▶ [GIVEN TASK] Filter the listing below, copying every line in which the word "Natives" appears.

[Start]

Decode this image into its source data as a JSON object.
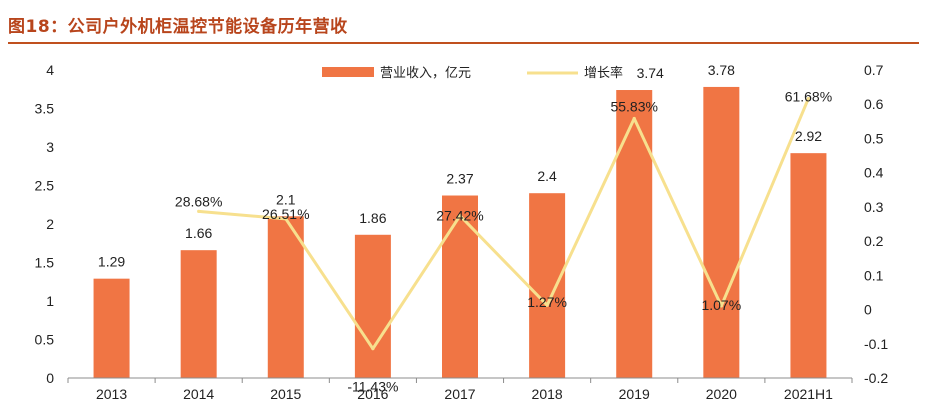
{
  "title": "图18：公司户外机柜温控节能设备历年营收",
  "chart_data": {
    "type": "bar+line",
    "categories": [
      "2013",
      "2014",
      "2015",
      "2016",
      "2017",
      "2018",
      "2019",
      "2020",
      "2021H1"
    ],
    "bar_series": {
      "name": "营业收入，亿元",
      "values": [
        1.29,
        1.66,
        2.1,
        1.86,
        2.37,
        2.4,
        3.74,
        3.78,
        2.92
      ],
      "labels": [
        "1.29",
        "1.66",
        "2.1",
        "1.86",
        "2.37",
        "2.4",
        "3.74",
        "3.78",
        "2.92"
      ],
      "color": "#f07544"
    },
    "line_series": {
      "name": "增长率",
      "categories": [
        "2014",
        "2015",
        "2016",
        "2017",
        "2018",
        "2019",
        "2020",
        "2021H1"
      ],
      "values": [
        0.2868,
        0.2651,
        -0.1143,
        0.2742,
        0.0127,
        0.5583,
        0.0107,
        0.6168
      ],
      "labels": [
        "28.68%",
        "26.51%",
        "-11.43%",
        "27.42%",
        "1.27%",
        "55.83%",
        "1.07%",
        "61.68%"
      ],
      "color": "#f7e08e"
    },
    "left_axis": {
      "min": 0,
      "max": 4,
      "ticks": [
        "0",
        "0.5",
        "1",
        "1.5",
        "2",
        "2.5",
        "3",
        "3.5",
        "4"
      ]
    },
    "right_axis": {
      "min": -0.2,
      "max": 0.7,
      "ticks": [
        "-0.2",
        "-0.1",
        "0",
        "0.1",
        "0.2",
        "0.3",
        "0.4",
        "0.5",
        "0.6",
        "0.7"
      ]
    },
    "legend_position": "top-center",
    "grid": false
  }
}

[End]
[Start]

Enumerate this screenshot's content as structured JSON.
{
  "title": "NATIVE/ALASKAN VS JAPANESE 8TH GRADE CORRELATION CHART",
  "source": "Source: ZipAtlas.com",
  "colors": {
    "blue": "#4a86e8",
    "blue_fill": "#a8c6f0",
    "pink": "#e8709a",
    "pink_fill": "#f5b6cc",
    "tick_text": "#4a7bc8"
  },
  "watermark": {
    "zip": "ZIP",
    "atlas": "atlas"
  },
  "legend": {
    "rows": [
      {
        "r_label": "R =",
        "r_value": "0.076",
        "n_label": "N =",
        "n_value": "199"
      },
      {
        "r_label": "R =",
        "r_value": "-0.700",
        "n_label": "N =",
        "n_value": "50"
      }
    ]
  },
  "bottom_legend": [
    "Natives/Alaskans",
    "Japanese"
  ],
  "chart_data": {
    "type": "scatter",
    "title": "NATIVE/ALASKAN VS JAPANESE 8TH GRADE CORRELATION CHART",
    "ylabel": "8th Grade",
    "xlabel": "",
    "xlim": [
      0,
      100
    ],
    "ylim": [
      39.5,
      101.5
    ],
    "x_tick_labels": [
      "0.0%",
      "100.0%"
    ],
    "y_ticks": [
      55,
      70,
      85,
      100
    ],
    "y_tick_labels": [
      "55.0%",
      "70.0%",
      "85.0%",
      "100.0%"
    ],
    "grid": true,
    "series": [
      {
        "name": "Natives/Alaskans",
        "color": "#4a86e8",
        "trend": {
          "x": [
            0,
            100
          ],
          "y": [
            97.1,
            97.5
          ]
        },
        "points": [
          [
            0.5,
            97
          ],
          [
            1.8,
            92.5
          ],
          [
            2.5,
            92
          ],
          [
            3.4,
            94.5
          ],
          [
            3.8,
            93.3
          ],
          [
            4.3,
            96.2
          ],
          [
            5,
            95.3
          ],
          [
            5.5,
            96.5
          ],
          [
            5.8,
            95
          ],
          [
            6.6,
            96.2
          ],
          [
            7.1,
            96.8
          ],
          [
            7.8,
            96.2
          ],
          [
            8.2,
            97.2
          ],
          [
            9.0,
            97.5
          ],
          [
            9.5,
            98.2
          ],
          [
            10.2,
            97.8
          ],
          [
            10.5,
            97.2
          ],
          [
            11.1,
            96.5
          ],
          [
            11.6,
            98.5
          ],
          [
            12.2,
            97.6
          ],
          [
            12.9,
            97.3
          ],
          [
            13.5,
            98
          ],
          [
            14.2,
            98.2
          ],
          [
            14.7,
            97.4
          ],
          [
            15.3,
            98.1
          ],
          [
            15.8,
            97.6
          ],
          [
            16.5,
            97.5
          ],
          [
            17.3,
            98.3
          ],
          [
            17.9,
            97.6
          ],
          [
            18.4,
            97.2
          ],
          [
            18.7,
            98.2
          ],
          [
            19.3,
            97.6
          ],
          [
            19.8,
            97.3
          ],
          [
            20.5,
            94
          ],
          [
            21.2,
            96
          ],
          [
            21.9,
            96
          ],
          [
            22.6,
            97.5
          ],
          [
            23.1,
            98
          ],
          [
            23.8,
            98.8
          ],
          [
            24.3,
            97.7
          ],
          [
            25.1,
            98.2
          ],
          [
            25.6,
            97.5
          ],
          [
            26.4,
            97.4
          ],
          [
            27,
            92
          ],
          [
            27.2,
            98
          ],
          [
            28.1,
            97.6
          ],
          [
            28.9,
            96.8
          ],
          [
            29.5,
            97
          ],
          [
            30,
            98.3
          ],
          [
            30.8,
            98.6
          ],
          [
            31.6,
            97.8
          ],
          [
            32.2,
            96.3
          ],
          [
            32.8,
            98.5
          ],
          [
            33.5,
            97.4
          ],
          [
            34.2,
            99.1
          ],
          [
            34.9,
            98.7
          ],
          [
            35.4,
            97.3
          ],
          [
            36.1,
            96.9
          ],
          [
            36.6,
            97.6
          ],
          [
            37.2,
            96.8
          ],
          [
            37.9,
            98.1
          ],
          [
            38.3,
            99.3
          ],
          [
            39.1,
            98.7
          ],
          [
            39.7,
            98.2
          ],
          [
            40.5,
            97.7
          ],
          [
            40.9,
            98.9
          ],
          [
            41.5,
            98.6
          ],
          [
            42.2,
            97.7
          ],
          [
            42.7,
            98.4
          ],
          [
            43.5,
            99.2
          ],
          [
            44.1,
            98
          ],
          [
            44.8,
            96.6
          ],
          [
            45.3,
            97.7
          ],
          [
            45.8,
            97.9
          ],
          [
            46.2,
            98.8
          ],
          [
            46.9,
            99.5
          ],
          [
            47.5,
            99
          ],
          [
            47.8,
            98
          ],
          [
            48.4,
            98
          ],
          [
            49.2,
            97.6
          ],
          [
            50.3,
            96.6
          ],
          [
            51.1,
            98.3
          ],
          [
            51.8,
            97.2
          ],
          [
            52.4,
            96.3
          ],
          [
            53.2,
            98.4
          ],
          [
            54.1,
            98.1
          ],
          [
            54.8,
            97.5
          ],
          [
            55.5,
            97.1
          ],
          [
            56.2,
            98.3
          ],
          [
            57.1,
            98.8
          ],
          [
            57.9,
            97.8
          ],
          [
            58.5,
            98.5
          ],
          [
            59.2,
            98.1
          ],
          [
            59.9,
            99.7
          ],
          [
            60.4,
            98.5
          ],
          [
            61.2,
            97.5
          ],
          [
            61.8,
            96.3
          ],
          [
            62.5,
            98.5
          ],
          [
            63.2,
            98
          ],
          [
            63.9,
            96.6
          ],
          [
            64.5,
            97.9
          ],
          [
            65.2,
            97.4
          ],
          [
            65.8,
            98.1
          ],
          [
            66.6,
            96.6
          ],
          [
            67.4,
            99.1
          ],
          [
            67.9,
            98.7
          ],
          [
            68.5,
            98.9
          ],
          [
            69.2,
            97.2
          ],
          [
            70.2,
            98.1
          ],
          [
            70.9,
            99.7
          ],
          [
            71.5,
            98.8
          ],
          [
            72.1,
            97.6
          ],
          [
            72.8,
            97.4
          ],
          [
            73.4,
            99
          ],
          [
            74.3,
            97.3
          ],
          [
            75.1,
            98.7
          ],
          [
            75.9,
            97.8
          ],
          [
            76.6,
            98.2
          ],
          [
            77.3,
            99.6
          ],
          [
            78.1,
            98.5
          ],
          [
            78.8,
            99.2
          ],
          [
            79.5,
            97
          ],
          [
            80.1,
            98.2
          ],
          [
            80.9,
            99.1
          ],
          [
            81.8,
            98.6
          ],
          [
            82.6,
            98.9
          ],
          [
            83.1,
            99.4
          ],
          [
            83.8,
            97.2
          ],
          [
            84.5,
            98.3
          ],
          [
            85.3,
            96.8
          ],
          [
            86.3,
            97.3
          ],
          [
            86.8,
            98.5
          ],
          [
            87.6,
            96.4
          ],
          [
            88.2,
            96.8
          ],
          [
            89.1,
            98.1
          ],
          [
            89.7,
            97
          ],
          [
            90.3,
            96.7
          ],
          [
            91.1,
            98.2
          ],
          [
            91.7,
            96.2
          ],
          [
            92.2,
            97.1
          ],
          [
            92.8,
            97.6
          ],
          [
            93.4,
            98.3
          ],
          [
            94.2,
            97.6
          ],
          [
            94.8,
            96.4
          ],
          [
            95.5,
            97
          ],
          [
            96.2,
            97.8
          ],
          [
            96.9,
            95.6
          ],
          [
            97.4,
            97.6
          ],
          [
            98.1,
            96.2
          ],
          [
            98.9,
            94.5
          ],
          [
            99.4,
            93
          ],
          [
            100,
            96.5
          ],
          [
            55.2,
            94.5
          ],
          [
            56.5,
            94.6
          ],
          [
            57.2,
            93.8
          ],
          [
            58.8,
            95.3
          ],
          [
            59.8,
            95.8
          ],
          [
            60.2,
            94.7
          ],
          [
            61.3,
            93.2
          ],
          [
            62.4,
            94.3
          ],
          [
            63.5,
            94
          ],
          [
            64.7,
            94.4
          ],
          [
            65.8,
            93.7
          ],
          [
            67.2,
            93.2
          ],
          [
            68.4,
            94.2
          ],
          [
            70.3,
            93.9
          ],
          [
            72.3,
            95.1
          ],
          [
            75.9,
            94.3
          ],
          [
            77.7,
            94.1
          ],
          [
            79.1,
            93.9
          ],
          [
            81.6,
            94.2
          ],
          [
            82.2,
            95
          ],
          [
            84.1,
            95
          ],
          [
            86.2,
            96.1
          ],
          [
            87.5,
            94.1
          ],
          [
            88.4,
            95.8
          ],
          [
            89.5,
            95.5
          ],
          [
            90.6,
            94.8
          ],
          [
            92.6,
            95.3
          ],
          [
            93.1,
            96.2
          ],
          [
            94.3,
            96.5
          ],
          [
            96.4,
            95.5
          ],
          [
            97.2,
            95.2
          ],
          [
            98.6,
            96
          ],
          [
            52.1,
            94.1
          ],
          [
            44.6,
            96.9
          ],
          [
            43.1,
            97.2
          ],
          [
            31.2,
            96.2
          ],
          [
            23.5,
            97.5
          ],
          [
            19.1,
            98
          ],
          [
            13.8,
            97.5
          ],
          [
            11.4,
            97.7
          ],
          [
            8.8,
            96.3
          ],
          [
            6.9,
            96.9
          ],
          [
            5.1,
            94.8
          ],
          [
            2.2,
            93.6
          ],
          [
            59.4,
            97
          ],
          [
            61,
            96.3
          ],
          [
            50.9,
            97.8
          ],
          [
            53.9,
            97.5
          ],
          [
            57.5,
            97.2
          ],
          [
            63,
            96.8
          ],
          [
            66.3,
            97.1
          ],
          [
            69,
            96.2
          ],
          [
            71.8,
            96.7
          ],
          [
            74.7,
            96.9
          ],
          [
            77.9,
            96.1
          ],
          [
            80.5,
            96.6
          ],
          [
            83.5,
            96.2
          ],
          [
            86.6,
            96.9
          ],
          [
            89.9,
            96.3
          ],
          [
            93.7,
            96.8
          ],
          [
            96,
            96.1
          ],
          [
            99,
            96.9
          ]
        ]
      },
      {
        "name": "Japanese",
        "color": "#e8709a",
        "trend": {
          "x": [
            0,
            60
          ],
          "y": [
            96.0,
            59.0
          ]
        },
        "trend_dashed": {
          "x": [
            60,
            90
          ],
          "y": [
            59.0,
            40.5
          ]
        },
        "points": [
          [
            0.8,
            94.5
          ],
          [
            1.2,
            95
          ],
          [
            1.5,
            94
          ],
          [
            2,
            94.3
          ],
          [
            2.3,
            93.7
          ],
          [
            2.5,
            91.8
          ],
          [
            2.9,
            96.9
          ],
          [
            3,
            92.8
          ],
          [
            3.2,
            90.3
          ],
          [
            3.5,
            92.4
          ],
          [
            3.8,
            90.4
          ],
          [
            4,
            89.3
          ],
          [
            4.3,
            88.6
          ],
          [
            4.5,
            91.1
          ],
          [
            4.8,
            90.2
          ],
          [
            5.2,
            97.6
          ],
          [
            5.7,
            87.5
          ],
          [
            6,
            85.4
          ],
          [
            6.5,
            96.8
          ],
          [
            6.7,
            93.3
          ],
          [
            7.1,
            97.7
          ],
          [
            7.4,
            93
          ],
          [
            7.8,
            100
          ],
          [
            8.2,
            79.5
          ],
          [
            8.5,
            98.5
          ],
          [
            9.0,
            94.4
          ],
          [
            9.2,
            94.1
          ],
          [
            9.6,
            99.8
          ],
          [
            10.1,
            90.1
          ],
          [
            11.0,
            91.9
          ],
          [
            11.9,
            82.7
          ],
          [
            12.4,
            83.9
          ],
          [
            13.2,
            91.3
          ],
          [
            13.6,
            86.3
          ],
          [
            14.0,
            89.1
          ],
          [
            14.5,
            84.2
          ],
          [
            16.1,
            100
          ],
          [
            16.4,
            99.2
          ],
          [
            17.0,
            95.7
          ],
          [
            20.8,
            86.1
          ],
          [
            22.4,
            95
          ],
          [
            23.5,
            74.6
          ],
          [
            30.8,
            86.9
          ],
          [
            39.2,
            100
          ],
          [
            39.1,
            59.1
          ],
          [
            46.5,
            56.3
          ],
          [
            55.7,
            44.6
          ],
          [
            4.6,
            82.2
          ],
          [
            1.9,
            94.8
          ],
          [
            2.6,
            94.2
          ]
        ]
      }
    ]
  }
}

[End]

▶ [SOLUTION TO THE EXERCISE]
    "Natives/Alaskans",
        "name": "Natives/Alaskans",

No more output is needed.